**Supplied data**
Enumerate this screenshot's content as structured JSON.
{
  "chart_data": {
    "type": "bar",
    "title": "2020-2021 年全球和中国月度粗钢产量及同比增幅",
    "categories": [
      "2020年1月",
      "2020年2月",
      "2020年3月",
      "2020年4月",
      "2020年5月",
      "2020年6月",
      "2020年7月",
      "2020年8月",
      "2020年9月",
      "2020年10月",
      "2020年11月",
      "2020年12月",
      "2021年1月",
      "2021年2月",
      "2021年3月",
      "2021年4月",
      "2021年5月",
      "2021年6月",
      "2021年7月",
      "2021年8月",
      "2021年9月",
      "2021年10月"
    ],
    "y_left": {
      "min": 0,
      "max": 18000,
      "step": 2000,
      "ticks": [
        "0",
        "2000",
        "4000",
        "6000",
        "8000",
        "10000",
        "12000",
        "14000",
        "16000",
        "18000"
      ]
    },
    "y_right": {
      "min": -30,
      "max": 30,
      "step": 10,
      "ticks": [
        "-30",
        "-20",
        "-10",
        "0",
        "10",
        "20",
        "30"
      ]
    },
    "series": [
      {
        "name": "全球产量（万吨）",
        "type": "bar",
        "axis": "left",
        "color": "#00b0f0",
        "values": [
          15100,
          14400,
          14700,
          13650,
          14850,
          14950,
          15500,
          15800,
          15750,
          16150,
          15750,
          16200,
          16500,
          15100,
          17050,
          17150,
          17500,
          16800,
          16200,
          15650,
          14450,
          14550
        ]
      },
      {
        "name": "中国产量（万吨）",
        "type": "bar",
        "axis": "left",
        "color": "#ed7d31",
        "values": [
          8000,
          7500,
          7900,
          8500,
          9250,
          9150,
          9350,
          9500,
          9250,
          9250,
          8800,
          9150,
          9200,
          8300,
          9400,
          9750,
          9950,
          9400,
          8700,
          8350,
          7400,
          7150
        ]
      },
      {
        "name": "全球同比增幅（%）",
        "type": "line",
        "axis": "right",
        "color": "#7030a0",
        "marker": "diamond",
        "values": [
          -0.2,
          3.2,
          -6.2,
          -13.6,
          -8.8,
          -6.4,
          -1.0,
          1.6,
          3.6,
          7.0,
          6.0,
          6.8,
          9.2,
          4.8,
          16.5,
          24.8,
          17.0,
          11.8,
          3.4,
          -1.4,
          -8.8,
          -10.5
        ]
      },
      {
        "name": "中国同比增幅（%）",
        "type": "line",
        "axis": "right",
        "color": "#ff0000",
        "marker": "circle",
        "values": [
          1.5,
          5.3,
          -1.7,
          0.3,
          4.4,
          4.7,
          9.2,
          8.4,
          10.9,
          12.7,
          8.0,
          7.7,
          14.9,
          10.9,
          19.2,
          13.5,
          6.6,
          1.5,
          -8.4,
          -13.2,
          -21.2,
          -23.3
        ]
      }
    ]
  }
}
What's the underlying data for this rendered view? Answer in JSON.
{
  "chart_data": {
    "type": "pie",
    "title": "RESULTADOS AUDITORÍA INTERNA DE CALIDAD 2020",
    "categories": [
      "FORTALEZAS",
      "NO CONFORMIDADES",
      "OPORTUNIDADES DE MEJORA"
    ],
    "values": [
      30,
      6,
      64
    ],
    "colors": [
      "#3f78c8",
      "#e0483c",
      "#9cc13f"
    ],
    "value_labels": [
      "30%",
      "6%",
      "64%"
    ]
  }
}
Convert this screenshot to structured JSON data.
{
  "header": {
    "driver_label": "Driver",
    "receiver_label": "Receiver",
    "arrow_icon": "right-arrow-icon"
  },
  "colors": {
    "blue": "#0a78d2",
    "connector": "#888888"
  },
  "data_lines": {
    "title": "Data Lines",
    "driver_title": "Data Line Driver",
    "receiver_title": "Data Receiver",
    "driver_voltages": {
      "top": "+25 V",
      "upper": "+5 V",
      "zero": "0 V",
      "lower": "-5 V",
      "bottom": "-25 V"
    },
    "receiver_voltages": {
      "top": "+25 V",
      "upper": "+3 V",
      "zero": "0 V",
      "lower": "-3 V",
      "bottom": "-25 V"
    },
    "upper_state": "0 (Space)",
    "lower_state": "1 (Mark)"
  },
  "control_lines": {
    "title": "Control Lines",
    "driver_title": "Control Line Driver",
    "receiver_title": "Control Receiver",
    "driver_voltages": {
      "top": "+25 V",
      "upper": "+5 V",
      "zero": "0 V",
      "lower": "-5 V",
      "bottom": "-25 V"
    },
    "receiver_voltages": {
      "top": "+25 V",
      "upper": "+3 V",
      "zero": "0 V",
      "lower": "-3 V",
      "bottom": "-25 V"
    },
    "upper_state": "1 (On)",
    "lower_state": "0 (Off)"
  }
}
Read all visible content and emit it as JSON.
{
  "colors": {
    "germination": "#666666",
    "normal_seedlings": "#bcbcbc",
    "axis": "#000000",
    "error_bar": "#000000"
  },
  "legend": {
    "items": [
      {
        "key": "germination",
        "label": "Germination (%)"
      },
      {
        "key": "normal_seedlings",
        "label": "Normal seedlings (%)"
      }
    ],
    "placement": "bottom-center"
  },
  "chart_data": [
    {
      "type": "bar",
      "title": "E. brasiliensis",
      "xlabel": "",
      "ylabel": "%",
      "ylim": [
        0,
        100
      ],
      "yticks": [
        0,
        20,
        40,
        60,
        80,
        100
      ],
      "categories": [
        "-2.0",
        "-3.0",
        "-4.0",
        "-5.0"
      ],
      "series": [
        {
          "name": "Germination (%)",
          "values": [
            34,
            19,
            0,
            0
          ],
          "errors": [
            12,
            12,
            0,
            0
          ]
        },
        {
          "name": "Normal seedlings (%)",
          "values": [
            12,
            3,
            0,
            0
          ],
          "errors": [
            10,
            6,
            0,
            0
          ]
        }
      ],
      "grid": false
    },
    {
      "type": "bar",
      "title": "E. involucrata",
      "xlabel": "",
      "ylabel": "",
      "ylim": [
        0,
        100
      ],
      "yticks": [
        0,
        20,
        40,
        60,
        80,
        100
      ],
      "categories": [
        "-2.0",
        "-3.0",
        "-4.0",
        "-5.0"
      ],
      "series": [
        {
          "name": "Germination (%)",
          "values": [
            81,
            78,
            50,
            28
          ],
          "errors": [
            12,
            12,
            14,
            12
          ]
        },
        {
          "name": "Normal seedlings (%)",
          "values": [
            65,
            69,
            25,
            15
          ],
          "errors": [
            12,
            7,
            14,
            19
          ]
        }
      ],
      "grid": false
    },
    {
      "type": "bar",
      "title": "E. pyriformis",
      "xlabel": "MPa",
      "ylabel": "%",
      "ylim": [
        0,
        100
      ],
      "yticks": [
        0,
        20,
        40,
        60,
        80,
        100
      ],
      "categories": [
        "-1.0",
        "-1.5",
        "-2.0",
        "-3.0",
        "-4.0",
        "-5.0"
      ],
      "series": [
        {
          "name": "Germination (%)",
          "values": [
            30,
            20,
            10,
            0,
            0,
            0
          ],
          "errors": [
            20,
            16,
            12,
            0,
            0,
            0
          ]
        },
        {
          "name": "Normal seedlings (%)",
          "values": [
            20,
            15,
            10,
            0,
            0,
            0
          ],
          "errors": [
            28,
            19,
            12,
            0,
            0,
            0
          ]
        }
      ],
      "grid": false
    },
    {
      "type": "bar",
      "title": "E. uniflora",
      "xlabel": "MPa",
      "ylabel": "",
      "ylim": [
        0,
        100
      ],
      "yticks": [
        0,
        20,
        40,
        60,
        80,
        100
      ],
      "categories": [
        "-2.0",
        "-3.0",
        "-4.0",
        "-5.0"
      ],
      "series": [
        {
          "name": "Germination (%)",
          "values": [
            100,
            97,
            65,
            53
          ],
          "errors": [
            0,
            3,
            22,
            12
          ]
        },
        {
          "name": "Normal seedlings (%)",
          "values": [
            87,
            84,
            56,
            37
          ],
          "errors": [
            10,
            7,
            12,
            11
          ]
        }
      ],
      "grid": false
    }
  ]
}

**Exercise**
Identify all lines where the word "JSON" shows up. Copy them.

**Response for this exercise**
Enumerate this screenshot's content as structured JSON.
What's the underlying data for this rendered view? Answer in JSON.
Convert this screenshot to structured JSON data.
Read all visible content and emit it as JSON.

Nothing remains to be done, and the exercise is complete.